_Text passage_
▼
Jack Ma had the ability to recognize the direction of technology and the determination to
force its pace and in doing so became a global missionary of e-commerce and a champion of small and medium-sized companies (SMEs), particularly in his homeland China. While describing himself as a "technological dummy", his company Alibaba Group (39% owned by Yahoo!) by 2004 had grown its flagship Alibaba.com to be the world’s largest B2B e-commerce web site, and currently has 12,000
employees with plans to hire 4,500 more and has about 2 billion dollars in cash reserves. Its C2C (consumer-to-consumer)-sister company and Chinese-market-focused Taobao has overtaken eBay in China with almost US$ 15 billion worth of transactions made on the platform in 2007. Jack Ma said recently that Alibaba Group's pageviews "are already bigger than eBay and Amazon globally". All this has not gone unnoticed by the media and the FT (video), Barron's "Top 30 CEOs", Business Week ("25 Most Influential People on the web" and Asia Top50), CNN Business 2.0, NYT, at Davos etc. have all shown their high esteem for Jack Ma in one way or another. Last month's book release, Alibaba, The Inside Story Behind Jack Ma and the Creation of the World's Biggest Online Marketplace (ebook), has provided more insights.
▲
_Set tasks_
(1) How would you render this sentence from the passage on Jack Ma in French: "Its C2C (consumer-to-consumer)-sister company and Chinese-market-focused Taobao has overtaken eBay in China with almost US$ 15 billion worth of transactions made on the platform in 2007."?
(2) Can you resume the passage on Jack Ma, picking up right after its final sentence?

Annotated element listings:
▼
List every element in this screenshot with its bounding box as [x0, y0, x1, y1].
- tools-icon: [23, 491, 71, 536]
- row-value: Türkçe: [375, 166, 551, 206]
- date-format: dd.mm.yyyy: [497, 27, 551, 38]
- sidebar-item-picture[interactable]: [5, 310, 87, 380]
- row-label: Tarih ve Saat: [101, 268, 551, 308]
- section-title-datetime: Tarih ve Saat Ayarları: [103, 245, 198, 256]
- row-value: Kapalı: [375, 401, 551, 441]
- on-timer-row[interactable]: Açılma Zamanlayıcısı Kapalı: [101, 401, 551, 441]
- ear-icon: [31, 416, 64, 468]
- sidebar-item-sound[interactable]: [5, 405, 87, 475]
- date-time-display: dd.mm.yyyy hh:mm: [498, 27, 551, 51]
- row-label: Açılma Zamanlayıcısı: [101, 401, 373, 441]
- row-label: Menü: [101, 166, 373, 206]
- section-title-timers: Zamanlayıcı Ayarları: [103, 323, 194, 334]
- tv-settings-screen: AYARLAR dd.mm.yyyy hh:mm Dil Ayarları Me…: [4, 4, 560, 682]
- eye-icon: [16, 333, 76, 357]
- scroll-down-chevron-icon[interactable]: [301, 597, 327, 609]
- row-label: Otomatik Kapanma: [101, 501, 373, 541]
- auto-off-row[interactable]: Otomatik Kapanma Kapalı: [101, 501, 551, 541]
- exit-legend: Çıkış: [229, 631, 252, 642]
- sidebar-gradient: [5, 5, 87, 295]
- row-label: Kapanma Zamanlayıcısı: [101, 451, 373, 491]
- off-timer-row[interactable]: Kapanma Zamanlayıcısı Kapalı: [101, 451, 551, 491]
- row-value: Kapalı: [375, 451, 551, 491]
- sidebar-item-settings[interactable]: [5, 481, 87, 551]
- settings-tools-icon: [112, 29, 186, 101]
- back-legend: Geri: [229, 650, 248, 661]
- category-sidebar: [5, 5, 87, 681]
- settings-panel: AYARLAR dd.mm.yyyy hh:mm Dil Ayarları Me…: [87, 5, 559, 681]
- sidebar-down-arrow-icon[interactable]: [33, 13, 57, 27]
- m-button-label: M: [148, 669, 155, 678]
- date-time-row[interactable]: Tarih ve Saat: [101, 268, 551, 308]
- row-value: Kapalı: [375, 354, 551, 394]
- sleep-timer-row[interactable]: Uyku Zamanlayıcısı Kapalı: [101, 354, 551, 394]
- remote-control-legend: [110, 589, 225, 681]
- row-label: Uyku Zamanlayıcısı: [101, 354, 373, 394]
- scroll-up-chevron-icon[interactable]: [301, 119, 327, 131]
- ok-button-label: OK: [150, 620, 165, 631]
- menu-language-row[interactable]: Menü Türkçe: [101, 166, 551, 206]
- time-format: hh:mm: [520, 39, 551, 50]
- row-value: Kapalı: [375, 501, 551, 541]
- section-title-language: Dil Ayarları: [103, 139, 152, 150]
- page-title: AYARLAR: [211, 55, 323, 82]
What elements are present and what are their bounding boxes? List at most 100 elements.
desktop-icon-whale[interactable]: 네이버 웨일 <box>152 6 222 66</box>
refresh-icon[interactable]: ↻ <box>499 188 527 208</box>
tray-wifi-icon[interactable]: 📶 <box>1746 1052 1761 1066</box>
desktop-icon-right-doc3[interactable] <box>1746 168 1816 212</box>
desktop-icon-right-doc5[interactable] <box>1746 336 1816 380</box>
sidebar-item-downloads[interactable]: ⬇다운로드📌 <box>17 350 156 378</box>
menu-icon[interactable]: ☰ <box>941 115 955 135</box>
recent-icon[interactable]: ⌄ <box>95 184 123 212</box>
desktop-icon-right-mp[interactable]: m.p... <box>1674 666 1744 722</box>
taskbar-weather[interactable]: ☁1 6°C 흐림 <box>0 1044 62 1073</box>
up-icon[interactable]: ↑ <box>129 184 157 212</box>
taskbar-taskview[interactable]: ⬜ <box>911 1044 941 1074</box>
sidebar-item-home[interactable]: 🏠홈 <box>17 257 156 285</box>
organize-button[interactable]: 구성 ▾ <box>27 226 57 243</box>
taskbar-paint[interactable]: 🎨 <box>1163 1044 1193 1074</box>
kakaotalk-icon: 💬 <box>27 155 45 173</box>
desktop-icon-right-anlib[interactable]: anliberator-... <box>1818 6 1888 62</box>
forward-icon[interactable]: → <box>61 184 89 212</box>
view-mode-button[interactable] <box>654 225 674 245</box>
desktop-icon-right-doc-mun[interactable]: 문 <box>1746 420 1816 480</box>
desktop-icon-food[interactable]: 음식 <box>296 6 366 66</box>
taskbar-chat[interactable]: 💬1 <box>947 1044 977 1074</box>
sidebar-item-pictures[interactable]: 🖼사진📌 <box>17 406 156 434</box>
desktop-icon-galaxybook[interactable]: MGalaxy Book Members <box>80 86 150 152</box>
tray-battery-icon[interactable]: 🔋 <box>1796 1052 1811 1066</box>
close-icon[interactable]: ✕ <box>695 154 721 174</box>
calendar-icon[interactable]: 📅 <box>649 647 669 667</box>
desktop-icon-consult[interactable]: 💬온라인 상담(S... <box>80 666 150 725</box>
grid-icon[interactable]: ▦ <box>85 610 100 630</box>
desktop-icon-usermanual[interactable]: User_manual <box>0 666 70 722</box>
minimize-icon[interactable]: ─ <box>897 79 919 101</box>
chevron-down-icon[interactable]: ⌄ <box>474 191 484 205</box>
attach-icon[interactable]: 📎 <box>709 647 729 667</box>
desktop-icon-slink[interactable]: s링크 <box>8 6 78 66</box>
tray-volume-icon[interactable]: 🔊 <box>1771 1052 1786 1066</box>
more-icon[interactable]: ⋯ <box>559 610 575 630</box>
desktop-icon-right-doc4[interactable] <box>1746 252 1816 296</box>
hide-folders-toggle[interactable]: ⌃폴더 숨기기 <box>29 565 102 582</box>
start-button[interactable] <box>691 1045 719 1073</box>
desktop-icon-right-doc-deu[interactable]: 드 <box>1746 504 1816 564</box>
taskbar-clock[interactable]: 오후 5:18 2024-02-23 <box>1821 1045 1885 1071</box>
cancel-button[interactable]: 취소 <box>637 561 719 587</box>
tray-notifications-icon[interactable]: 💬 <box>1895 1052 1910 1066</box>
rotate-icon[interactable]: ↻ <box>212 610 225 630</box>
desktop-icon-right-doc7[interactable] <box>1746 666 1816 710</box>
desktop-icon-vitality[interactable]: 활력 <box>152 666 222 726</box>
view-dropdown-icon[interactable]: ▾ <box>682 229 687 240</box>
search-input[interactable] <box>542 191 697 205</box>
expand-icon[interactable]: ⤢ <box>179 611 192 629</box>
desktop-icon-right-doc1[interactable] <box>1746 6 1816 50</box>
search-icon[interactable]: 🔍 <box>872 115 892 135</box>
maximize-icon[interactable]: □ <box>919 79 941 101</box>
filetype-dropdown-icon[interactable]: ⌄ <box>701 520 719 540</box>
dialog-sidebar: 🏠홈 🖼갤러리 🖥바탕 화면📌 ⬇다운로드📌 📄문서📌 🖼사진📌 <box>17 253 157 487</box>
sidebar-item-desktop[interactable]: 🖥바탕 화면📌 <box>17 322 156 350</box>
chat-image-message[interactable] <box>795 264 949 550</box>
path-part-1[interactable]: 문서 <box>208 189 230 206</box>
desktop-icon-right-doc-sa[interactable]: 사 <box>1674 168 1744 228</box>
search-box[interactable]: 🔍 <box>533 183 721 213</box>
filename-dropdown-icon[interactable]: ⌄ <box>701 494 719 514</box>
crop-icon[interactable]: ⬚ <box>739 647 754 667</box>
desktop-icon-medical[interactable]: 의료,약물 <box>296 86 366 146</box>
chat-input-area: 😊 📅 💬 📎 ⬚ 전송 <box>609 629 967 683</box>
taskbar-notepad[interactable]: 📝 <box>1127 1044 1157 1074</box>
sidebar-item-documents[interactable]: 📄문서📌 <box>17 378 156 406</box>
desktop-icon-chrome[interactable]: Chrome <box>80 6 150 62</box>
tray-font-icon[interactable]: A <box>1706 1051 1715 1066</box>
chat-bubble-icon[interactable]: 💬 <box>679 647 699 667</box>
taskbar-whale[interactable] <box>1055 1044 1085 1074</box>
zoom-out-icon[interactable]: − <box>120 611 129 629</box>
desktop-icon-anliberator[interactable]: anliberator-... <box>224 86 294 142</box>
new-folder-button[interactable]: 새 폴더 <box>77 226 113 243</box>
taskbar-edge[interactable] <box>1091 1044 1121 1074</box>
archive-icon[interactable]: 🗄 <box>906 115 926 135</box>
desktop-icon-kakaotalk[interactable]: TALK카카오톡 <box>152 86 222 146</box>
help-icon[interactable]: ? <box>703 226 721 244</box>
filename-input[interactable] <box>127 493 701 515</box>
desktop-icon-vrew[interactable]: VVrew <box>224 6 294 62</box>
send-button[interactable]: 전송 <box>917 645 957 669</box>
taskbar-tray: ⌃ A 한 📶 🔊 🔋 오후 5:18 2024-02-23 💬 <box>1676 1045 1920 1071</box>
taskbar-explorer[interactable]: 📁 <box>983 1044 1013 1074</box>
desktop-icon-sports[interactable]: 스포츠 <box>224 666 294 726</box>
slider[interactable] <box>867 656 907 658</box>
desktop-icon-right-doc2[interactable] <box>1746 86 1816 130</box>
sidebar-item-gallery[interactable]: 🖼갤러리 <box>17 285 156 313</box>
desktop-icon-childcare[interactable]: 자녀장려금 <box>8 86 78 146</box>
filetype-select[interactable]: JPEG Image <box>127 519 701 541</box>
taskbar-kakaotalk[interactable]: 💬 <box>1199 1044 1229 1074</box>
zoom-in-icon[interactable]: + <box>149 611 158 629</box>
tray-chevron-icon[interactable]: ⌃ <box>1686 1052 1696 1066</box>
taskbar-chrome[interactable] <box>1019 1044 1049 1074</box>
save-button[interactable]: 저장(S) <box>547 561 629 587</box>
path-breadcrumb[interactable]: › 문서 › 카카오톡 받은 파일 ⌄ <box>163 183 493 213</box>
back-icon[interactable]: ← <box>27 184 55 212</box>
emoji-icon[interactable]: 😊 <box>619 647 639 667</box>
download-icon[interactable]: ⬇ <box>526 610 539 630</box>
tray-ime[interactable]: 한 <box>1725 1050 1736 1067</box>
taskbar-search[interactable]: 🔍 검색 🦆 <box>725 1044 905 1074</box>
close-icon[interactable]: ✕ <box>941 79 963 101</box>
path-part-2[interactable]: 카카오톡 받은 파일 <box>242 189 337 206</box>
▲
_Answers below_
(1) Sa société sœur de C2C (de consommateur à consommateur), Taobao, axée sur le marché chinois, a dépassé eBay en Chine avec près de 15 milliards de dollars américains de transactions réalisées sur la plateforme en 2007.

(2)
Not only did Jack Ma not have his success handed to him in a platter, his circumstances had it such that almost at every turn he had to overcome many obstacles and handicaps to scramble through against all the odds. On this road he expected problems as par for the course and was pleasantly surprised to have a day without any. Of the 18 original employees working off a capital of 60,000 US dollars, squeezed together in one room, a few of them still hold positions of high responsibility in a company whose IPO in November 2007 was the second biggest in Internet history, valuing the company at US$ 36 billion, it's IPO being second only to Google's. His statement in January 2009 that Taobao sales in ten years will beat Wal-Mart's world sales cannot be seen as preposterous. He focuses on ways information technology can make small companies more competitive and profitable. Since four-fifths of business in
China is done by some thirty-two million small companies, the leveraging effects are substantial. However three quarters of Alibaba’s earnings derives from its international English-language based market made up of 8 to 9 million SMEs, i.e. only one quarter from the domestic market. Almost everything can be bought and sold on Alibaba, though this is not reflected in its top ranking of popular goods, and most importantly, buying and selling is completely free! Alibaba makes its money from the add-on features and services that facilitate more the professional seller.
Jack Ma has enabled millions of small companies around the world to use the Internet as a primary business tool. From his base in Hangzhou, near Shanghai, he has had the biggest impact of anyone on the development of the Chinese Internet culture promoting and nurturing Internet functions inside China to evolve to what they are in the West, if not beyond. Through his provision of several Internet tools, he has effectively leveraged China’s ability to trade; over the past several years, this has changed the weighting of China on the world’s stage.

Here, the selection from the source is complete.